### Aim:
Please pull out every line that includes the string "sibi".

(Extracted records)
= = =
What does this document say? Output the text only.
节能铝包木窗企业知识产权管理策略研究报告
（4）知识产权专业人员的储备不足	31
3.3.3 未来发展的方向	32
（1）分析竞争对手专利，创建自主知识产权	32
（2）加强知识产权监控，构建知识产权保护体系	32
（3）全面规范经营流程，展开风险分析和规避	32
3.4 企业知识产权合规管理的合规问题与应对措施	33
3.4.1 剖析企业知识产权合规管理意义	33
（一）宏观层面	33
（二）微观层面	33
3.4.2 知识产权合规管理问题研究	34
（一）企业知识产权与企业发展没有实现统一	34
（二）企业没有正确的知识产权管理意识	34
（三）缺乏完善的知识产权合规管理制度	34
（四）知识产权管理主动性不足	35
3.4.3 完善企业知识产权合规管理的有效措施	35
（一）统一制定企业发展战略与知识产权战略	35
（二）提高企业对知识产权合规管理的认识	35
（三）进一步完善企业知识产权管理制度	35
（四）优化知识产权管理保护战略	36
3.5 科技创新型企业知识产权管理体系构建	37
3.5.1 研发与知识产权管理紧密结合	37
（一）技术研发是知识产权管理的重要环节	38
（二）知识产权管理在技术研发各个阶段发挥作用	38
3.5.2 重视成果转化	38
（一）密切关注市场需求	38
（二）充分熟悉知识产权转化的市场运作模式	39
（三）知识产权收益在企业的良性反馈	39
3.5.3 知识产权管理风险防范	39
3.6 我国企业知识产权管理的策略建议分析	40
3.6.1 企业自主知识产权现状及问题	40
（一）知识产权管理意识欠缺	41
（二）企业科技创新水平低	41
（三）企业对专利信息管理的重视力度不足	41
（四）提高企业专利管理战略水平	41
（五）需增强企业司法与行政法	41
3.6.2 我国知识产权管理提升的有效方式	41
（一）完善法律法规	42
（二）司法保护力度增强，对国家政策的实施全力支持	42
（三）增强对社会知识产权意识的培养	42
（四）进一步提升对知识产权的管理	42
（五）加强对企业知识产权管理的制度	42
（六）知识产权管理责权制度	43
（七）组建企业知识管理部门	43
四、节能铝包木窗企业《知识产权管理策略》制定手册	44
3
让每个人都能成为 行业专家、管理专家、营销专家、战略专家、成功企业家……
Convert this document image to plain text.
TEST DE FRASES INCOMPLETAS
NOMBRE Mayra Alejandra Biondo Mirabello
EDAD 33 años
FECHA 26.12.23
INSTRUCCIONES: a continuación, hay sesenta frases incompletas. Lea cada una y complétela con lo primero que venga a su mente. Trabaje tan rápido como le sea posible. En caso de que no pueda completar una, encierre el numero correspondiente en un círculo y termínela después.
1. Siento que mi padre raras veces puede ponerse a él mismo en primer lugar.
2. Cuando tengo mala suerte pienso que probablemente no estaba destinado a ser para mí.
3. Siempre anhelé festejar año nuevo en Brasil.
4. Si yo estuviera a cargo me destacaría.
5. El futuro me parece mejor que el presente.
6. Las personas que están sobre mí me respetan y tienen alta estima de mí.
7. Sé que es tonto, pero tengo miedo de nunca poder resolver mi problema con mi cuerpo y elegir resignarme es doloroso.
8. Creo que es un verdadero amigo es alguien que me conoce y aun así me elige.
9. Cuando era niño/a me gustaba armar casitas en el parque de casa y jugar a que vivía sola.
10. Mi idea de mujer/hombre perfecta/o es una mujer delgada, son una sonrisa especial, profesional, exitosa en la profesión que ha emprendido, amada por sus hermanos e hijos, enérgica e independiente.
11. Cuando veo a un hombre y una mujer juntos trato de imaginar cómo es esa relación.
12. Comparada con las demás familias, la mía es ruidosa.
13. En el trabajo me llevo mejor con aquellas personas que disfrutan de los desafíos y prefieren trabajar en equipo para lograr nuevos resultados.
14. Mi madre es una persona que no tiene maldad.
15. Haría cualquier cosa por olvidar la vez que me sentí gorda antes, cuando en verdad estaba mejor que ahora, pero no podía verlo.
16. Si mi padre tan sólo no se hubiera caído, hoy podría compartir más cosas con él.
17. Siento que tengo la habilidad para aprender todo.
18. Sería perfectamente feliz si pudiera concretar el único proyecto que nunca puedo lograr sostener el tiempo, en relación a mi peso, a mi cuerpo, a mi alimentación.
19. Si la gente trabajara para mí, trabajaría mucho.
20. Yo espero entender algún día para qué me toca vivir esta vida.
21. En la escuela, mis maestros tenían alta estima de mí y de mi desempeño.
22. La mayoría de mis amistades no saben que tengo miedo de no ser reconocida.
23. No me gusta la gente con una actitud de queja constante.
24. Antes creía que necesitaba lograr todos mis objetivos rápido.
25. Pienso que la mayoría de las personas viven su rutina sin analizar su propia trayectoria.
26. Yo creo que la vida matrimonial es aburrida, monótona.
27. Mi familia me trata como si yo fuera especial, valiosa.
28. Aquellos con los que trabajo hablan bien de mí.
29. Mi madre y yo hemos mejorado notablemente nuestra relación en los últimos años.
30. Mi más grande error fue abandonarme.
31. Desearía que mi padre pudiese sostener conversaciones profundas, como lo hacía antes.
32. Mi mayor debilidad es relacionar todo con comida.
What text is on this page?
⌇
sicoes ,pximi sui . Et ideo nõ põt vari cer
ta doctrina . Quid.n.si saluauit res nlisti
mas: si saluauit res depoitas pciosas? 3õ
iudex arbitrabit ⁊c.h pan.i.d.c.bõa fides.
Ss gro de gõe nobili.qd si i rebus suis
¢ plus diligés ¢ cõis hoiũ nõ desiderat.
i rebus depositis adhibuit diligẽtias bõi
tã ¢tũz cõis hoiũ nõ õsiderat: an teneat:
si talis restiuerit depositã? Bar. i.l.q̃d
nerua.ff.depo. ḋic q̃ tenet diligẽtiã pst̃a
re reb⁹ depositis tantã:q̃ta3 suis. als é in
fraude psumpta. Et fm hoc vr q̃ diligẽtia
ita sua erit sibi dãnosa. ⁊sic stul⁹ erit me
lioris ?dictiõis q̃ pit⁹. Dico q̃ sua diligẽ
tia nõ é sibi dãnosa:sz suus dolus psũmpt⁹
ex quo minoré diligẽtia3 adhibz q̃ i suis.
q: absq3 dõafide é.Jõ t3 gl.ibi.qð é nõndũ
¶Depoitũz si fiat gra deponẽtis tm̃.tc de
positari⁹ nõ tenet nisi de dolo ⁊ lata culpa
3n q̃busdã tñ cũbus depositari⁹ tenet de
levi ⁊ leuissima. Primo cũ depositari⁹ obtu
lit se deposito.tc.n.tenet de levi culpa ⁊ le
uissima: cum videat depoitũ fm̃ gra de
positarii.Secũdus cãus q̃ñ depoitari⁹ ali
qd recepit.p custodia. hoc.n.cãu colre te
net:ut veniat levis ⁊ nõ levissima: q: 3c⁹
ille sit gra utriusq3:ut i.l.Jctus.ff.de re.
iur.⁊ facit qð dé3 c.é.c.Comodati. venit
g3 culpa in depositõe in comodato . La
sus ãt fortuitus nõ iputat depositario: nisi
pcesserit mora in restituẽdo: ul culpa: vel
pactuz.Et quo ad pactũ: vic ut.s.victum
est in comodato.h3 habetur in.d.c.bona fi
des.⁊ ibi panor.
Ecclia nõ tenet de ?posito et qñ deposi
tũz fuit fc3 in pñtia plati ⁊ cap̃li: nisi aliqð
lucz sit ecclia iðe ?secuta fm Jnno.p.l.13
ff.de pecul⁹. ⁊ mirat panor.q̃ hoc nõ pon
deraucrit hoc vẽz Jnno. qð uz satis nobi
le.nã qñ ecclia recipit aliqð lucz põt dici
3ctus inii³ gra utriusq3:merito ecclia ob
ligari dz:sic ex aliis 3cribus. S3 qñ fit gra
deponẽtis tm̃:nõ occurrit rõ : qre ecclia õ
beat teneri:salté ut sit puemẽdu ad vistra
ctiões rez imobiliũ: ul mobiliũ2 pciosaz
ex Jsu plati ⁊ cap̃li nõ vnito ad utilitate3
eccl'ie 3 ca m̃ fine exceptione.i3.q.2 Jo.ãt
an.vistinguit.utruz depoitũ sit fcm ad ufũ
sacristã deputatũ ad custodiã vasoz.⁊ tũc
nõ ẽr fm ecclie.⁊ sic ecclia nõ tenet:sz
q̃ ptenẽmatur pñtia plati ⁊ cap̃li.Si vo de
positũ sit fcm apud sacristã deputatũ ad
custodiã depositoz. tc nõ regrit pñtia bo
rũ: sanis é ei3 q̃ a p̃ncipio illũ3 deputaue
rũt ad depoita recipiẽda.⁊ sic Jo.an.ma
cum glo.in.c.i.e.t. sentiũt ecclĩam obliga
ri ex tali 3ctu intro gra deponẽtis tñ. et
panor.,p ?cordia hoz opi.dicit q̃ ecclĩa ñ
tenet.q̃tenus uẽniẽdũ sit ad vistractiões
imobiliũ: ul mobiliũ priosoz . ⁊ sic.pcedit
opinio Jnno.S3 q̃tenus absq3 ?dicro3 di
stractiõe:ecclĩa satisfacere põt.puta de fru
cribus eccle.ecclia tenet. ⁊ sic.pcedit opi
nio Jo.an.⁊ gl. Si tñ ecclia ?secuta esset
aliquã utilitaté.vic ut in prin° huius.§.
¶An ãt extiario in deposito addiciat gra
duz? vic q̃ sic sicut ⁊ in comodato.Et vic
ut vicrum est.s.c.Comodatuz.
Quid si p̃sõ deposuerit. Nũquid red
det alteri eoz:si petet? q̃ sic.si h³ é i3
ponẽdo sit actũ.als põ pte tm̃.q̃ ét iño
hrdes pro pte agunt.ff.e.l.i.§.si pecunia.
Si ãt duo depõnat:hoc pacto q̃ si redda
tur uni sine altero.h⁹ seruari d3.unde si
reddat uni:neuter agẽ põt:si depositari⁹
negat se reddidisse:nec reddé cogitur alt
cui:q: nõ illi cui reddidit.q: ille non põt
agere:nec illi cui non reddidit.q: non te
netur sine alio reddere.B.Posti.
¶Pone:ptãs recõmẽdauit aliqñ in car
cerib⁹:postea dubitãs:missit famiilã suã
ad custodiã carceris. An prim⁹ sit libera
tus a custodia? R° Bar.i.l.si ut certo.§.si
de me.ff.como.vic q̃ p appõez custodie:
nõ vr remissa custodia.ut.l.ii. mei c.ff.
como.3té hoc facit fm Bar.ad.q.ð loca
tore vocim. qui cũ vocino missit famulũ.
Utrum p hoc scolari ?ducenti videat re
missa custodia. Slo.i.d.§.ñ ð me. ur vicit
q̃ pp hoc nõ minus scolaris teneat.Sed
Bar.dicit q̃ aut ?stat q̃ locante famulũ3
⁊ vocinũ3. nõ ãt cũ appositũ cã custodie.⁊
= = =
### Written answer:
ita sua erit sibi dãnosa. ⁊sic stul⁹ erit me
tia nõ é sibi dãnosa:sz suus dolus psũmpt⁹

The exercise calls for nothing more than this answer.